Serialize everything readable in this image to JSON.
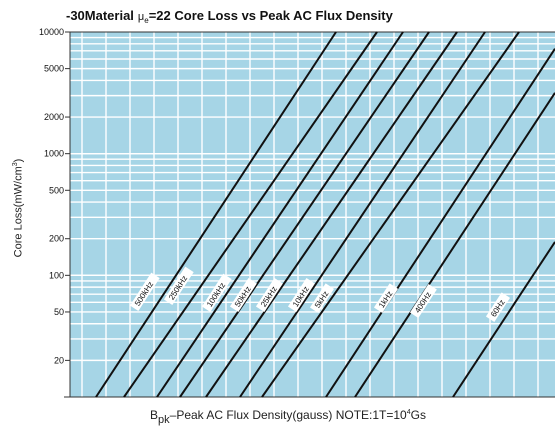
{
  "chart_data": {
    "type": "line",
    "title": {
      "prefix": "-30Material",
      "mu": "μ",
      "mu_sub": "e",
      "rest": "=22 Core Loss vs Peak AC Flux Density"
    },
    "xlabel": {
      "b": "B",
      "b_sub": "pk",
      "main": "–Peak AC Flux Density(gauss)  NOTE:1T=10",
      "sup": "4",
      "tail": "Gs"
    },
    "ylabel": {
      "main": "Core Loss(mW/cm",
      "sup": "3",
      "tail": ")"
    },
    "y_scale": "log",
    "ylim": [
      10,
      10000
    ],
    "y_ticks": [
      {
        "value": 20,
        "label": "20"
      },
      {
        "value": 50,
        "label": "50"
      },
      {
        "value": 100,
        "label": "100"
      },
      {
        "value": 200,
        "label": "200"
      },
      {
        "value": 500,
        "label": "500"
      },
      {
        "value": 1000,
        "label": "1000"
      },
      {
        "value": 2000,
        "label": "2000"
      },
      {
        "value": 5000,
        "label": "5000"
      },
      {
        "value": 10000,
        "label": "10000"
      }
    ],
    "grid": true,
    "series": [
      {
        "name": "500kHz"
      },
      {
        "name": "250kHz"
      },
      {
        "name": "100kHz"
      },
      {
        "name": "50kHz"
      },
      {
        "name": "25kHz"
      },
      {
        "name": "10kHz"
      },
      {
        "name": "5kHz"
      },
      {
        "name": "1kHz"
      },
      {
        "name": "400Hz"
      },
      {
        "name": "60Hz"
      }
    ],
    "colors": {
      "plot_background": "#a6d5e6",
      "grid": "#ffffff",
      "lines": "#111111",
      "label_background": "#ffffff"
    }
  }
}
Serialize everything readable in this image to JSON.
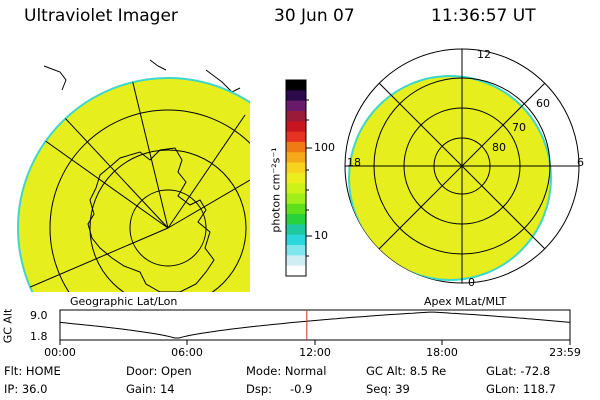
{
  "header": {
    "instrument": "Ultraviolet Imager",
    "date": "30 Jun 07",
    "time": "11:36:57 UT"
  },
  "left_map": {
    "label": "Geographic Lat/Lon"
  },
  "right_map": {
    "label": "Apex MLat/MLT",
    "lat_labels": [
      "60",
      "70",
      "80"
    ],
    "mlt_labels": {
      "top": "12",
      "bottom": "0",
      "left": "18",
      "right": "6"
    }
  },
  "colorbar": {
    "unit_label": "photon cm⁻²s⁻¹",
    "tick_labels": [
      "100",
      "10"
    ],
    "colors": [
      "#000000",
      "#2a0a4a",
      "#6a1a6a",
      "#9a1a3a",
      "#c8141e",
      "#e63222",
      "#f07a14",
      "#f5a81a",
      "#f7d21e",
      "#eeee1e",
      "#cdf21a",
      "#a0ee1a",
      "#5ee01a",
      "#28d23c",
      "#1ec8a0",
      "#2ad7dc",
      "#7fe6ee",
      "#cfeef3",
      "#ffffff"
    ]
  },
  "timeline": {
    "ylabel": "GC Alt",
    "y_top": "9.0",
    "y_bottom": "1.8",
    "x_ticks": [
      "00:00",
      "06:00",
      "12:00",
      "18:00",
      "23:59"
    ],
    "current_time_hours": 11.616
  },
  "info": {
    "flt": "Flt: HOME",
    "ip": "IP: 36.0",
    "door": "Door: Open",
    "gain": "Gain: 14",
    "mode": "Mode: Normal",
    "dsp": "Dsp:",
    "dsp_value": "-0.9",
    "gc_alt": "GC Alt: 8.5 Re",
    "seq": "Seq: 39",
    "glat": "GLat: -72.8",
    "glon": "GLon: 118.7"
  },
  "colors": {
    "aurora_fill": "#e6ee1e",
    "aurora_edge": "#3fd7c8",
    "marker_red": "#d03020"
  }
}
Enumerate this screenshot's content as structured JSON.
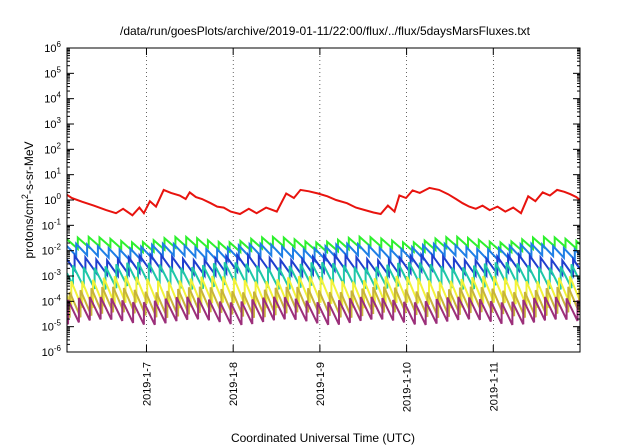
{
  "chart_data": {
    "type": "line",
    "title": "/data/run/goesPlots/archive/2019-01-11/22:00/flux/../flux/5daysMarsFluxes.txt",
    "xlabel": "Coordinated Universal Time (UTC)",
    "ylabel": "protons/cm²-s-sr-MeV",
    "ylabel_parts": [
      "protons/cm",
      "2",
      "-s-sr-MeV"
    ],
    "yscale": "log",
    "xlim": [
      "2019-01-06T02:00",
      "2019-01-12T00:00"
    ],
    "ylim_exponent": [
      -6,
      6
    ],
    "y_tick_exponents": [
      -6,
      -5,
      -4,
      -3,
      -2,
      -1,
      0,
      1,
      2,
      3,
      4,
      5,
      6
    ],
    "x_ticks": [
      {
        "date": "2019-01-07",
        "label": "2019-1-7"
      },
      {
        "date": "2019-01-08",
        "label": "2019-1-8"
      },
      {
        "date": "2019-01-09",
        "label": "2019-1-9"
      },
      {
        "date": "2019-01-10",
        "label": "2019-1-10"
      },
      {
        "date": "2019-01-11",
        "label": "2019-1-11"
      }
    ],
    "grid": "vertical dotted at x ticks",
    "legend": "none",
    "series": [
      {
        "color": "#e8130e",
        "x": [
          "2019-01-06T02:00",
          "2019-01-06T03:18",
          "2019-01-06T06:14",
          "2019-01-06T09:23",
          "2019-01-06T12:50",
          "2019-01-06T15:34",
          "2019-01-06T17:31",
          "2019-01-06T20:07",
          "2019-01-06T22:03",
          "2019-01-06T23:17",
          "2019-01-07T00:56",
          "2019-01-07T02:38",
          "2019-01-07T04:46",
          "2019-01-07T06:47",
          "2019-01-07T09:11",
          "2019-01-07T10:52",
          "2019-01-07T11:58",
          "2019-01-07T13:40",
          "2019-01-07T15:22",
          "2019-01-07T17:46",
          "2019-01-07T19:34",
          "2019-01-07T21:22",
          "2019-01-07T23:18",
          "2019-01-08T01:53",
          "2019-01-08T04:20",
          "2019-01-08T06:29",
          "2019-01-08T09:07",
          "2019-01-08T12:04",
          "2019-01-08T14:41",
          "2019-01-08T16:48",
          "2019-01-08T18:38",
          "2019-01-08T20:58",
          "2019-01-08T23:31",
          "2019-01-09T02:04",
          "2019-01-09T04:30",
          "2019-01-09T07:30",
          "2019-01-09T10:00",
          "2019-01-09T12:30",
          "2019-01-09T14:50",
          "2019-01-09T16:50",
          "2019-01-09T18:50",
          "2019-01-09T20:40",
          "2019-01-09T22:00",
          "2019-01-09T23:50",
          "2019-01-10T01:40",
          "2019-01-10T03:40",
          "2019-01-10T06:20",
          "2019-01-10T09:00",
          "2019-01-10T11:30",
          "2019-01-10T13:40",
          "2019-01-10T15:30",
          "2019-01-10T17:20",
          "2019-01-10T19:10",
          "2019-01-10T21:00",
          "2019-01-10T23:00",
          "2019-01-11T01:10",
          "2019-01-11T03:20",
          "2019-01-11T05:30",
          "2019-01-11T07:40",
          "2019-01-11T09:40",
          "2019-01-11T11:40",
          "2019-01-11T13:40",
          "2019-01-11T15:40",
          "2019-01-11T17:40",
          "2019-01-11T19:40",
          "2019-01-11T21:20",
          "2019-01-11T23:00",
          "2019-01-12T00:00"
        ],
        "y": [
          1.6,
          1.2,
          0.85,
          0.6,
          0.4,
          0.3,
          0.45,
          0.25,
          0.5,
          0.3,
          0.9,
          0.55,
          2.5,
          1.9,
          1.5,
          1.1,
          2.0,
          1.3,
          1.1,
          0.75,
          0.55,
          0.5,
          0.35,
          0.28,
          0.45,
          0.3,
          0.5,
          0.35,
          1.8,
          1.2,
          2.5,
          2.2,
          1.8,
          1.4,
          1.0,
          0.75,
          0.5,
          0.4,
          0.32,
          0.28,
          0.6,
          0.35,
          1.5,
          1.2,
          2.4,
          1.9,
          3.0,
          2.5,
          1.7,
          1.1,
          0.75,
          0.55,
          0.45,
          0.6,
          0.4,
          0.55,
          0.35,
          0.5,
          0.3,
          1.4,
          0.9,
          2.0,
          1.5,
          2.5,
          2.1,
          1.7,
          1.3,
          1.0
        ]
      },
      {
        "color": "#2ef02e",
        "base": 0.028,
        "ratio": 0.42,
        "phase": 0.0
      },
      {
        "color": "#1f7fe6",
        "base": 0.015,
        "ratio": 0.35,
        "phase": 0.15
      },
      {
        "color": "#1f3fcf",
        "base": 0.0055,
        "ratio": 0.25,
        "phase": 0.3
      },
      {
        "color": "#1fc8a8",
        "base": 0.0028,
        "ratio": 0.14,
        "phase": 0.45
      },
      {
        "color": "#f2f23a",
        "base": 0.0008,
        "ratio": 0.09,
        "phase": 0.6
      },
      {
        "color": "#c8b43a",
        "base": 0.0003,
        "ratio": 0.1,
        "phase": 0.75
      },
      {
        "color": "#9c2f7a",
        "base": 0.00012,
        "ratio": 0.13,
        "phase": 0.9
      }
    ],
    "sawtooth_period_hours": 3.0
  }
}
═══
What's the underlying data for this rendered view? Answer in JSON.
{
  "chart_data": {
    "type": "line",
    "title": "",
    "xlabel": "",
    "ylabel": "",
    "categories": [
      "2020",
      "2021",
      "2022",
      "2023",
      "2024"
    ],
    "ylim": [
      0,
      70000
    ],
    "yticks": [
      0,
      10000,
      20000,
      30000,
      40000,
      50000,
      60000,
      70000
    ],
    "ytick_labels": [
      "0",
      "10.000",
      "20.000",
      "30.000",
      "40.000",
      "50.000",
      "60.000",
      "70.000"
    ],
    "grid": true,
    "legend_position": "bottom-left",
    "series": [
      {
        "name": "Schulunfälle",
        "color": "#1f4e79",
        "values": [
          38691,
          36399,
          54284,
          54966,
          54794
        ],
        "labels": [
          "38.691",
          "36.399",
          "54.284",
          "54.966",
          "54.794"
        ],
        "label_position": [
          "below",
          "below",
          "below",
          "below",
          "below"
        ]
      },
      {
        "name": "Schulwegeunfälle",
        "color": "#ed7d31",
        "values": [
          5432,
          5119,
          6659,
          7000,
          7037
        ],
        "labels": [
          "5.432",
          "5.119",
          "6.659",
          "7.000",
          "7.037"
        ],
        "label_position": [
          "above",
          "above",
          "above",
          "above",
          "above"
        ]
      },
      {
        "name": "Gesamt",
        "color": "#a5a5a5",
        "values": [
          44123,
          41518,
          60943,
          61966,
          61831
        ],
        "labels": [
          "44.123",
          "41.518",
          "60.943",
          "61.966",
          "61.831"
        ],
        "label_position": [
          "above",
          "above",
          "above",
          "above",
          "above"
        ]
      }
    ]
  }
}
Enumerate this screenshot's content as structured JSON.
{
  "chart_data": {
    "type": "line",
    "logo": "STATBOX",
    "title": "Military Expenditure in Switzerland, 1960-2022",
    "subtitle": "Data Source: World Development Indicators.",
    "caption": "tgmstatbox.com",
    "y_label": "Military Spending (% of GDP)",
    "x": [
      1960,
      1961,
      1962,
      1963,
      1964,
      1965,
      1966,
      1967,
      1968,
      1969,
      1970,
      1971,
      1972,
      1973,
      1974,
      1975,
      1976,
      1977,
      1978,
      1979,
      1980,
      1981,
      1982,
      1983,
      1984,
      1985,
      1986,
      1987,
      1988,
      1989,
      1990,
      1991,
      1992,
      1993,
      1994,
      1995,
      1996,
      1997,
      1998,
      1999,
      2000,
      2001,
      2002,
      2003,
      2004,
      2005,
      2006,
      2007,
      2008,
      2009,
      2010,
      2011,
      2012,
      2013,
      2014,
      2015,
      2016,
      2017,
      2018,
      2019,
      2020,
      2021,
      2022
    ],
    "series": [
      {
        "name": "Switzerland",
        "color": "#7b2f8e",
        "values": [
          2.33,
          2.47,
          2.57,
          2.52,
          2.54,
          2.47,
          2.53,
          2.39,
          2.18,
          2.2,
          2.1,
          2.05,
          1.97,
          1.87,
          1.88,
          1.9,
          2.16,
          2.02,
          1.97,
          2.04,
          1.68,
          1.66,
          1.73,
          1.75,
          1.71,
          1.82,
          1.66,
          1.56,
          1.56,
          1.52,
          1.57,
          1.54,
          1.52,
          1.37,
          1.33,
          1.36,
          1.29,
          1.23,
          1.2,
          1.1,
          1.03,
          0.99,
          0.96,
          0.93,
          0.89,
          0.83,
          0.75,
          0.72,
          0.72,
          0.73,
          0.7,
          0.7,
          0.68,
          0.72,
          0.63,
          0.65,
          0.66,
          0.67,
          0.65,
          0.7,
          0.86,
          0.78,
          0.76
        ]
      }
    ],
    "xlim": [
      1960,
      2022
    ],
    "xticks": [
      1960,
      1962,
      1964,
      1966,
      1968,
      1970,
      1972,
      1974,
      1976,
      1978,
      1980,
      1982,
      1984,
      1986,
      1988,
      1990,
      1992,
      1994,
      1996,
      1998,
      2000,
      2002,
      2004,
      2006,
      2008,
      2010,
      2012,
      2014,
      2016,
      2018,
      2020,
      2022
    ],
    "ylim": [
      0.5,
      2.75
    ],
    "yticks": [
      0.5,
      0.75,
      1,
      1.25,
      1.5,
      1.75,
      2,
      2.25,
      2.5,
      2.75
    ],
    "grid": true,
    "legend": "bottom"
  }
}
═══
- **Stated task**
Among the lines of the data, identify those with the word "Core". Copy each of them.

- **Correct result**
      "rest": "=22 Core Loss vs Peak AC Flux Density"
      "main": "Core Loss(mW/cm",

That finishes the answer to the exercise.